>> START

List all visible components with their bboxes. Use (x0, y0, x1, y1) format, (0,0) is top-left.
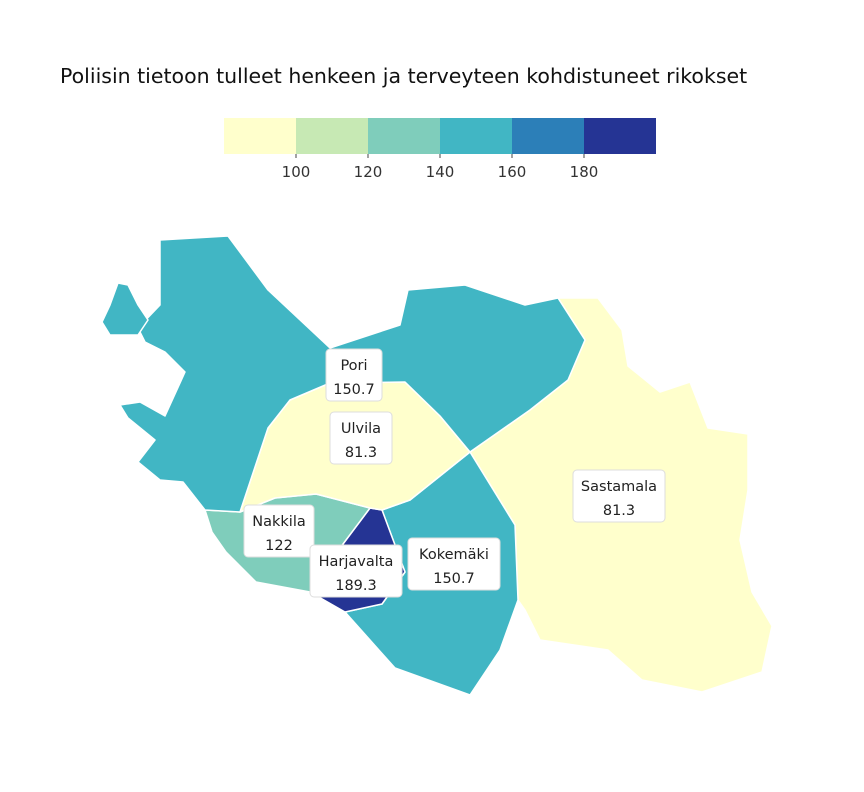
region-value: 81.3 (603, 503, 635, 519)
region-name: Nakkila (252, 514, 305, 530)
label-ulvila: Ulvila 81.3 (329, 411, 393, 465)
legend-swatch-6 (584, 118, 656, 154)
label-box (243, 504, 315, 558)
legend-swatch-4 (440, 118, 512, 154)
label-box (329, 411, 393, 465)
map-regions (101, 235, 773, 696)
legend-tick-label: 180 (570, 163, 599, 181)
region-value: 150.7 (333, 382, 375, 398)
legend-tick-label: 160 (498, 163, 527, 181)
legend-swatch-2 (296, 118, 368, 154)
region-value: 81.3 (345, 445, 377, 461)
region-name: Kokemäki (419, 547, 489, 563)
region-value: 150.7 (433, 571, 475, 587)
legend-swatch-1 (224, 118, 296, 154)
map-title: Poliisin tietoon tulleet henkeen ja terv… (60, 64, 747, 88)
region-name: Pori (340, 358, 367, 374)
label-box (407, 537, 501, 591)
label-pori: Pori 150.7 (325, 348, 383, 402)
label-harjavalta: Harjavalta 189.3 (309, 544, 403, 598)
color-legend: 100 120 140 160 180 (224, 118, 656, 181)
legend-tick-label: 100 (282, 163, 311, 181)
label-box (572, 469, 666, 523)
region-pori-island[interactable] (101, 282, 149, 336)
legend-swatch-3 (368, 118, 440, 154)
region-value: 122 (265, 538, 293, 554)
legend-tick-label: 140 (426, 163, 455, 181)
region-value: 189.3 (335, 578, 377, 594)
label-sastamala: Sastamala 81.3 (572, 469, 666, 523)
label-box (309, 544, 403, 598)
legend-swatch-5 (512, 118, 584, 154)
region-name: Ulvila (341, 421, 381, 437)
region-labels: Pori 150.7 Ulvila 81.3 Sastamala 81.3 Na… (243, 348, 666, 598)
label-box (325, 348, 383, 402)
region-name: Harjavalta (319, 554, 394, 570)
legend-tick-label: 120 (354, 163, 383, 181)
label-kokemaki: Kokemäki 150.7 (407, 537, 501, 591)
label-nakkila: Nakkila 122 (243, 504, 315, 558)
region-name: Sastamala (581, 479, 657, 495)
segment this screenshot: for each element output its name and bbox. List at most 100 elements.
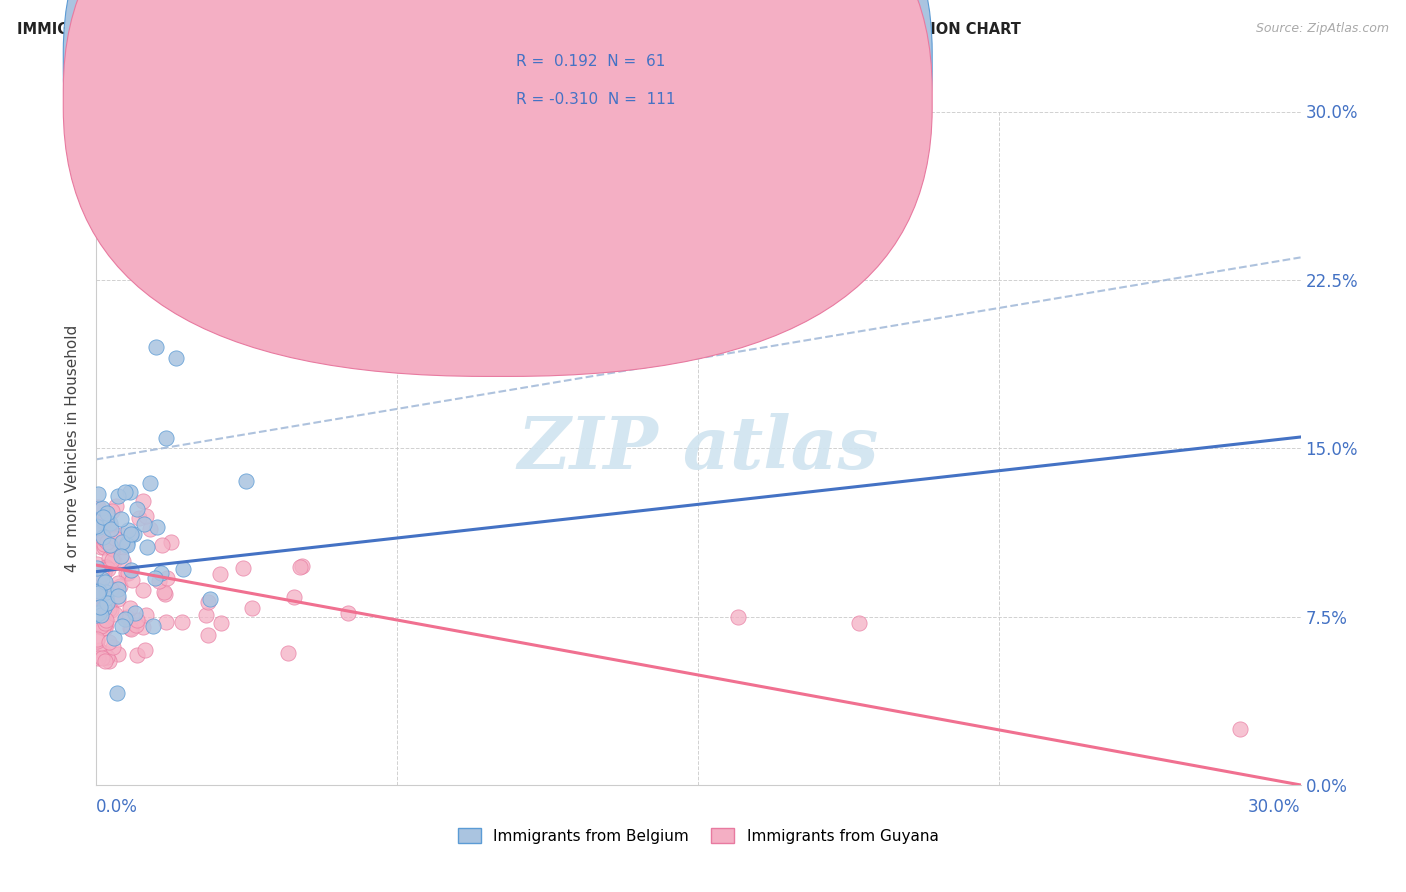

>> END

Put every line of the records above into a numbered list, skipping blank lines and leaving out the pictures.

1. List all visible components with their bboxes. Use (x0, y0, x1, y1) format, (0,0) is top-left.
2. region-value: 81.3 (603, 503, 635, 519)
3. region-name: Nakkila (252, 514, 305, 530)
4. label-ulvila: Ulvila 81.3 (329, 411, 393, 465)
5. legend-swatch-6 (584, 118, 656, 154)
6. label-box (243, 504, 315, 558)
7. legend-swatch-4 (440, 118, 512, 154)
8. label-box (329, 411, 393, 465)
9. map-regions (101, 235, 773, 696)
10. legend-tick-label: 180 (570, 163, 599, 181)
11. region-value: 150.7 (333, 382, 375, 398)
12. legend-tick-label: 160 (498, 163, 527, 181)
13. legend-swatch-2 (296, 118, 368, 154)
14. region-value: 81.3 (345, 445, 377, 461)
15. region-name: Kokemäki (419, 547, 489, 563)
16. region-value: 150.7 (433, 571, 475, 587)
17. legend-swatch-1 (224, 118, 296, 154)
18. map-title: Poliisin tietoon tulleet henkeen ja terv… (60, 64, 747, 88)
19. region-name: Pori (340, 358, 367, 374)
20. label-box (407, 537, 501, 591)
21. label-pori: Pori 150.7 (325, 348, 383, 402)
22. label-harjavalta: Harjavalta 189.3 (309, 544, 403, 598)
23. color-legend: 100 120 140 160 180 (224, 118, 656, 181)
24. legend-tick-label: 100 (282, 163, 311, 181)
25. label-box (572, 469, 666, 523)
26. region-pori-island[interactable] (101, 282, 149, 336)
27. legend-swatch-3 (368, 118, 440, 154)
28. region-value: 122 (265, 538, 293, 554)
29. legend-tick-label: 140 (426, 163, 455, 181)
30. region-value: 189.3 (335, 578, 377, 594)
31. label-sastamala: Sastamala 81.3 (572, 469, 666, 523)
32. label-box (309, 544, 403, 598)
33. legend-swatch-5 (512, 118, 584, 154)
34. region-name: Ulvila (341, 421, 381, 437)
35. region-labels: Pori 150.7 Ulvila 81.3 Sastamala 81.3 Na… (243, 348, 666, 598)
36. label-box (325, 348, 383, 402)
37. region-name: Harjavalta (319, 554, 394, 570)
38. legend-tick-label: 120 (354, 163, 383, 181)
39. label-kokemaki: Kokemäki 150.7 (407, 537, 501, 591)
40. label-nakkila: Nakkila 122 (243, 504, 315, 558)
41. region-name: Sastamala (581, 479, 657, 495)
42. segment this screenshot: for each element output its name and bbox. List at most 100 elements.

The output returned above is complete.